» **Instructions to follow**
Reproduce the listing below in full and without alteration, apart from its pictures.

» **Records for this task**
____

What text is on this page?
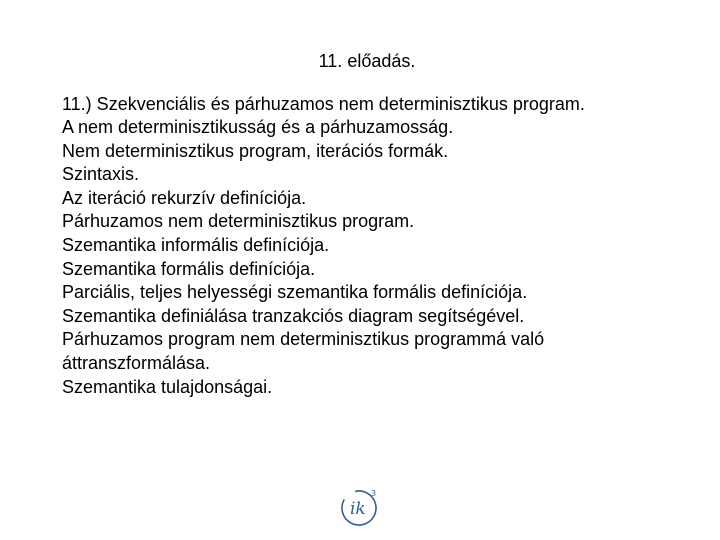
11. előadás.
11.) Szekvenciális és párhuzamos nem determinisztikus program.
A nem determinisztikusság és a párhuzamosság.
Nem determinisztikus program, iterációs formák.
Szintaxis.
Az iteráció rekurzív definíciója.
Párhuzamos nem determinisztikus program.
Szemantika informális definíciója.
Szemantika formális definíciója.
Parciális, teljes helyességi szemantika formális definíciója.
Szemantika definiálása tranzakciós diagram segítségével.
Párhuzamos program nem determinisztikus programmá való áttranszformálása.
Szemantika tulajdonságai.
ik
3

____

» **Written response**
What text is on this page?
11. előadás.
11.) Szekvenciális és párhuzamos nem determinisztikus program.
A nem determinisztikusság és a párhuzamosság.
Nem determinisztikus program, iterációs formák.
Szintaxis.
Az iteráció rekurzív definíciója.
Párhuzamos nem determinisztikus program.
Szemantika informális definíciója.
Szemantika formális definíciója.
Parciális, teljes helyességi szemantika formális definíciója.
Szemantika definiálása tranzakciós diagram segítségével.
Párhuzamos program nem determinisztikus programmá való áttranszformálása.
Szemantika tulajdonságai.
ik
3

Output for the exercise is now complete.